**The exercise:** Look for "this" in the listing below. Gather each line that contains it.

**Task material:**
----

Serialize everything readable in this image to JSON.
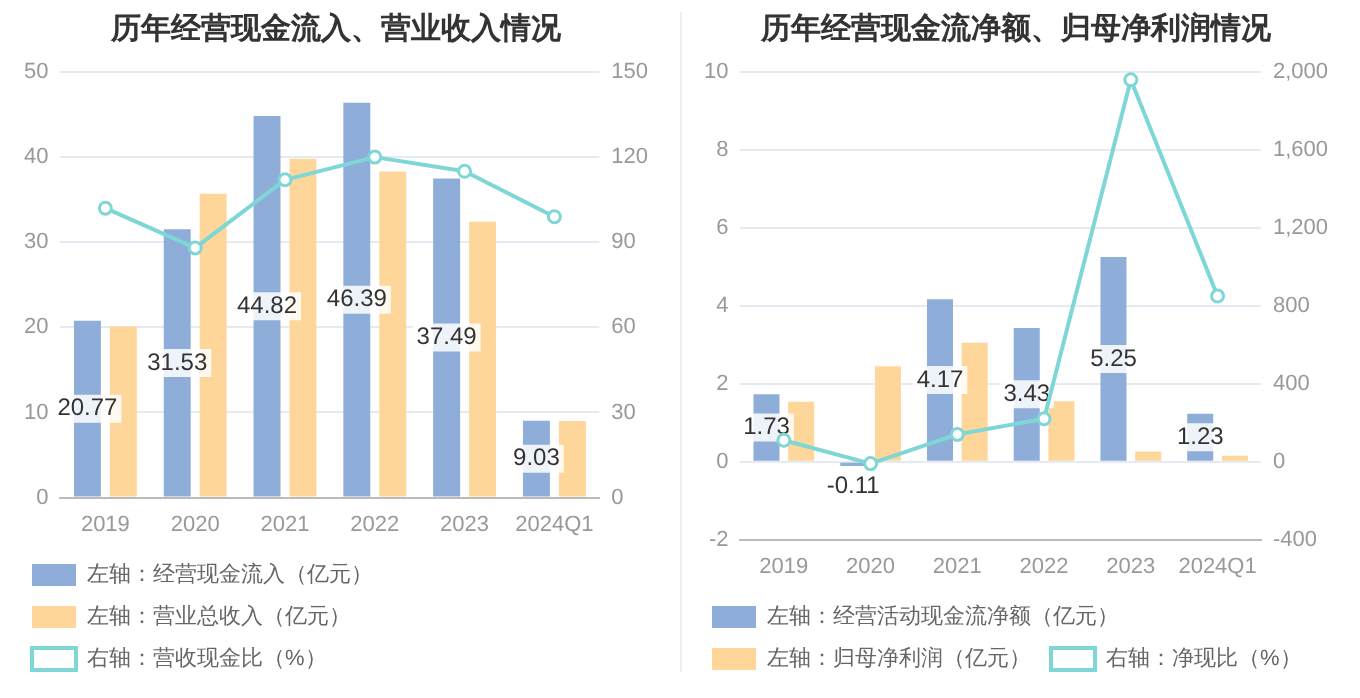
{
  "chart_data": [
    {
      "type": "bar",
      "title": "历年经营现金流入、营业收入情况",
      "categories": [
        "2019",
        "2020",
        "2021",
        "2022",
        "2023",
        "2024Q1"
      ],
      "series": [
        {
          "name": "左轴：经营现金流入（亿元）",
          "color": "#8eadd9",
          "values": [
            20.77,
            31.53,
            44.82,
            46.39,
            37.49,
            9.03
          ],
          "value_labels": [
            "20.77",
            "31.53",
            "44.82",
            "46.39",
            "37.49",
            "9.03"
          ]
        },
        {
          "name": "左轴：营业总收入（亿元）",
          "color": "#ffd699",
          "values": [
            20.1,
            35.7,
            39.8,
            38.3,
            32.4,
            9.0
          ]
        },
        {
          "name": "右轴：营收现金比（%）",
          "color": "#7fd6d6",
          "type": "line",
          "axis": "y2",
          "marker": "circle",
          "values": [
            102,
            88,
            112,
            120,
            115,
            99
          ]
        }
      ],
      "ylim": [
        0,
        50
      ],
      "yticks": [
        0,
        10,
        20,
        30,
        40,
        50
      ],
      "y2lim": [
        0,
        150
      ],
      "y2ticks": [
        0,
        30,
        60,
        90,
        120,
        150
      ],
      "grid": "y",
      "legend": "bottom"
    },
    {
      "type": "bar",
      "title": "历年经营现金流净额、归母净利润情况",
      "categories": [
        "2019",
        "2020",
        "2021",
        "2022",
        "2023",
        "2024Q1"
      ],
      "series": [
        {
          "name": "左轴：经营活动现金流净额（亿元）",
          "color": "#8eadd9",
          "values": [
            1.73,
            -0.11,
            4.17,
            3.43,
            5.25,
            1.23
          ],
          "value_labels": [
            "1.73",
            "-0.11",
            "4.17",
            "3.43",
            "5.25",
            "1.23"
          ]
        },
        {
          "name": "左轴：归母净利润（亿元）",
          "color": "#ffd699",
          "values": [
            1.54,
            2.45,
            3.05,
            1.55,
            0.26,
            0.15
          ]
        },
        {
          "name": "右轴：净现比（%）",
          "color": "#7fd6d6",
          "type": "line",
          "axis": "y2",
          "marker": "circle",
          "values": [
            110,
            -10,
            140,
            220,
            1960,
            850
          ]
        }
      ],
      "ylim": [
        -2,
        10
      ],
      "yticks": [
        -2,
        0,
        2,
        4,
        6,
        8,
        10
      ],
      "y2lim": [
        -400,
        2000
      ],
      "y2ticks": [
        -400,
        0,
        400,
        800,
        {
          "value": 1200,
          "label": "1,200"
        },
        {
          "value": 1600,
          "label": "1,600"
        },
        {
          "value": 2000,
          "label": "2,000"
        }
      ],
      "grid": "y",
      "legend": "bottom"
    }
  ]
}
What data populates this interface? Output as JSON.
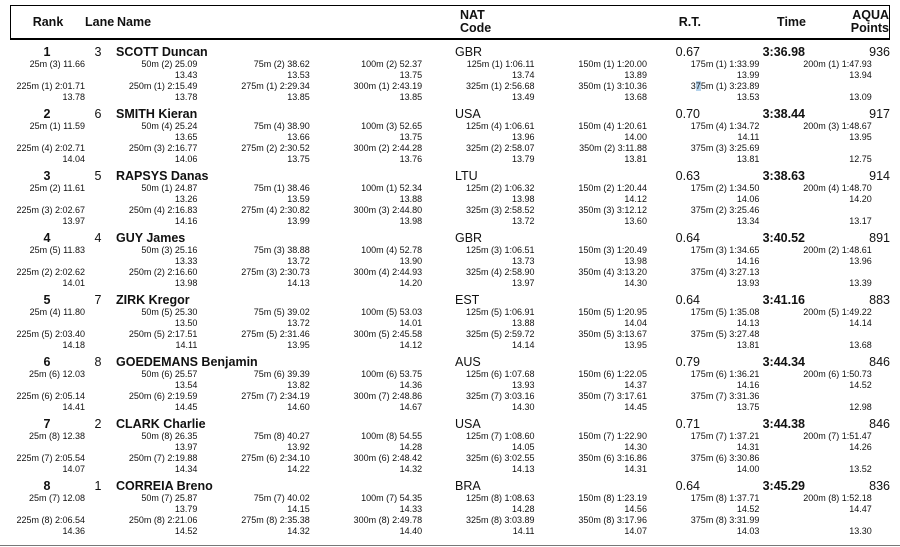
{
  "table": {
    "header": {
      "rank": "Rank",
      "lane": "Lane",
      "name": "Name",
      "nat": "NAT\nCode",
      "rt": "R.T.",
      "time": "Time",
      "points": "AQUA\nPoints"
    }
  },
  "selection_highlight": {
    "path": "swimmers.0.splits.row2.6",
    "char_index": 1,
    "color": "#b5d3ec"
  },
  "swimmers": [
    {
      "rank": "1",
      "lane": "3",
      "name": "SCOTT Duncan",
      "nat": "GBR",
      "rt": "0.67",
      "time": "3:36.98",
      "points": "936",
      "splits": {
        "row1": [
          "25m (3) 11.66",
          "50m (2) 25.09",
          "75m (2) 38.62",
          "100m (2) 52.37",
          "125m (1) 1:06.11",
          "150m (1) 1:20.00",
          "175m (1) 1:33.99",
          "200m (1) 1:47.93"
        ],
        "row1_diffs": [
          "",
          "13.43",
          "13.53",
          "13.75",
          "13.74",
          "13.89",
          "13.99",
          "13.94"
        ],
        "row2": [
          "225m (1) 2:01.71",
          "250m (1) 2:15.49",
          "275m (1) 2:29.34",
          "300m (1) 2:43.19",
          "325m (1) 2:56.68",
          "350m (1) 3:10.36",
          "375m (1) 3:23.89",
          ""
        ],
        "row2_diffs": [
          "13.78",
          "13.78",
          "13.85",
          "13.85",
          "13.49",
          "13.68",
          "13.53",
          "13.09"
        ]
      }
    },
    {
      "rank": "2",
      "lane": "6",
      "name": "SMITH Kieran",
      "nat": "USA",
      "rt": "0.70",
      "time": "3:38.44",
      "points": "917",
      "splits": {
        "row1": [
          "25m (1) 11.59",
          "50m (4) 25.24",
          "75m (4) 38.90",
          "100m (3) 52.65",
          "125m (4) 1:06.61",
          "150m (4) 1:20.61",
          "175m (4) 1:34.72",
          "200m (3) 1:48.67"
        ],
        "row1_diffs": [
          "",
          "13.65",
          "13.66",
          "13.75",
          "13.96",
          "14.00",
          "14.11",
          "13.95"
        ],
        "row2": [
          "225m (4) 2:02.71",
          "250m (3) 2:16.77",
          "275m (2) 2:30.52",
          "300m (2) 2:44.28",
          "325m (2) 2:58.07",
          "350m (2) 3:11.88",
          "375m (3) 3:25.69",
          ""
        ],
        "row2_diffs": [
          "14.04",
          "14.06",
          "13.75",
          "13.76",
          "13.79",
          "13.81",
          "13.81",
          "12.75"
        ]
      }
    },
    {
      "rank": "3",
      "lane": "5",
      "name": "RAPSYS Danas",
      "nat": "LTU",
      "rt": "0.63",
      "time": "3:38.63",
      "points": "914",
      "splits": {
        "row1": [
          "25m (2) 11.61",
          "50m (1) 24.87",
          "75m (1) 38.46",
          "100m (1) 52.34",
          "125m (2) 1:06.32",
          "150m (2) 1:20.44",
          "175m (2) 1:34.50",
          "200m (4) 1:48.70"
        ],
        "row1_diffs": [
          "",
          "13.26",
          "13.59",
          "13.88",
          "13.98",
          "14.12",
          "14.06",
          "14.20"
        ],
        "row2": [
          "225m (3) 2:02.67",
          "250m (4) 2:16.83",
          "275m (4) 2:30.82",
          "300m (3) 2:44.80",
          "325m (3) 2:58.52",
          "350m (3) 3:12.12",
          "375m (2) 3:25.46",
          ""
        ],
        "row2_diffs": [
          "13.97",
          "14.16",
          "13.99",
          "13.98",
          "13.72",
          "13.60",
          "13.34",
          "13.17"
        ]
      }
    },
    {
      "rank": "4",
      "lane": "4",
      "name": "GUY James",
      "nat": "GBR",
      "rt": "0.64",
      "time": "3:40.52",
      "points": "891",
      "splits": {
        "row1": [
          "25m (5) 11.83",
          "50m (3) 25.16",
          "75m (3) 38.88",
          "100m (4) 52.78",
          "125m (3) 1:06.51",
          "150m (3) 1:20.49",
          "175m (3) 1:34.65",
          "200m (2) 1:48.61"
        ],
        "row1_diffs": [
          "",
          "13.33",
          "13.72",
          "13.90",
          "13.73",
          "13.98",
          "14.16",
          "13.96"
        ],
        "row2": [
          "225m (2) 2:02.62",
          "250m (2) 2:16.60",
          "275m (3) 2:30.73",
          "300m (4) 2:44.93",
          "325m (4) 2:58.90",
          "350m (4) 3:13.20",
          "375m (4) 3:27.13",
          ""
        ],
        "row2_diffs": [
          "14.01",
          "13.98",
          "14.13",
          "14.20",
          "13.97",
          "14.30",
          "13.93",
          "13.39"
        ]
      }
    },
    {
      "rank": "5",
      "lane": "7",
      "name": "ZIRK Kregor",
      "nat": "EST",
      "rt": "0.64",
      "time": "3:41.16",
      "points": "883",
      "splits": {
        "row1": [
          "25m (4) 11.80",
          "50m (5) 25.30",
          "75m (5) 39.02",
          "100m (5) 53.03",
          "125m (5) 1:06.91",
          "150m (5) 1:20.95",
          "175m (5) 1:35.08",
          "200m (5) 1:49.22"
        ],
        "row1_diffs": [
          "",
          "13.50",
          "13.72",
          "14.01",
          "13.88",
          "14.04",
          "14.13",
          "14.14"
        ],
        "row2": [
          "225m (5) 2:03.40",
          "250m (5) 2:17.51",
          "275m (5) 2:31.46",
          "300m (5) 2:45.58",
          "325m (5) 2:59.72",
          "350m (5) 3:13.67",
          "375m (5) 3:27.48",
          ""
        ],
        "row2_diffs": [
          "14.18",
          "14.11",
          "13.95",
          "14.12",
          "14.14",
          "13.95",
          "13.81",
          "13.68"
        ]
      }
    },
    {
      "rank": "6",
      "lane": "8",
      "name": "GOEDEMANS Benjamin",
      "nat": "AUS",
      "rt": "0.79",
      "time": "3:44.34",
      "points": "846",
      "splits": {
        "row1": [
          "25m (6) 12.03",
          "50m (6) 25.57",
          "75m (6) 39.39",
          "100m (6) 53.75",
          "125m (6) 1:07.68",
          "150m (6) 1:22.05",
          "175m (6) 1:36.21",
          "200m (6) 1:50.73"
        ],
        "row1_diffs": [
          "",
          "13.54",
          "13.82",
          "14.36",
          "13.93",
          "14.37",
          "14.16",
          "14.52"
        ],
        "row2": [
          "225m (6) 2:05.14",
          "250m (6) 2:19.59",
          "275m (7) 2:34.19",
          "300m (7) 2:48.86",
          "325m (7) 3:03.16",
          "350m (7) 3:17.61",
          "375m (7) 3:31.36",
          ""
        ],
        "row2_diffs": [
          "14.41",
          "14.45",
          "14.60",
          "14.67",
          "14.30",
          "14.45",
          "13.75",
          "12.98"
        ]
      }
    },
    {
      "rank": "7",
      "lane": "2",
      "name": "CLARK Charlie",
      "nat": "USA",
      "rt": "0.71",
      "time": "3:44.38",
      "points": "846",
      "splits": {
        "row1": [
          "25m (8) 12.38",
          "50m (8) 26.35",
          "75m (8) 40.27",
          "100m (8) 54.55",
          "125m (7) 1:08.60",
          "150m (7) 1:22.90",
          "175m (7) 1:37.21",
          "200m (7) 1:51.47"
        ],
        "row1_diffs": [
          "",
          "13.97",
          "13.92",
          "14.28",
          "14.05",
          "14.30",
          "14.31",
          "14.26"
        ],
        "row2": [
          "225m (7) 2:05.54",
          "250m (7) 2:19.88",
          "275m (6) 2:34.10",
          "300m (6) 2:48.42",
          "325m (6) 3:02.55",
          "350m (6) 3:16.86",
          "375m (6) 3:30.86",
          ""
        ],
        "row2_diffs": [
          "14.07",
          "14.34",
          "14.22",
          "14.32",
          "14.13",
          "14.31",
          "14.00",
          "13.52"
        ]
      }
    },
    {
      "rank": "8",
      "lane": "1",
      "name": "CORREIA Breno",
      "nat": "BRA",
      "rt": "0.64",
      "time": "3:45.29",
      "points": "836",
      "splits": {
        "row1": [
          "25m (7) 12.08",
          "50m (7) 25.87",
          "75m (7) 40.02",
          "100m (7) 54.35",
          "125m (8) 1:08.63",
          "150m (8) 1:23.19",
          "175m (8) 1:37.71",
          "200m (8) 1:52.18"
        ],
        "row1_diffs": [
          "",
          "13.79",
          "14.15",
          "14.33",
          "14.28",
          "14.56",
          "14.52",
          "14.47"
        ],
        "row2": [
          "225m (8) 2:06.54",
          "250m (8) 2:21.06",
          "275m (8) 2:35.38",
          "300m (8) 2:49.78",
          "325m (8) 3:03.89",
          "350m (8) 3:17.96",
          "375m (8) 3:31.99",
          ""
        ],
        "row2_diffs": [
          "14.36",
          "14.52",
          "14.32",
          "14.40",
          "14.11",
          "14.07",
          "14.03",
          "13.30"
        ]
      }
    }
  ]
}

----

**Reply to the exercise:**
Serialize everything readable in this image to JSON.
What data populates this interface? Output as JSON.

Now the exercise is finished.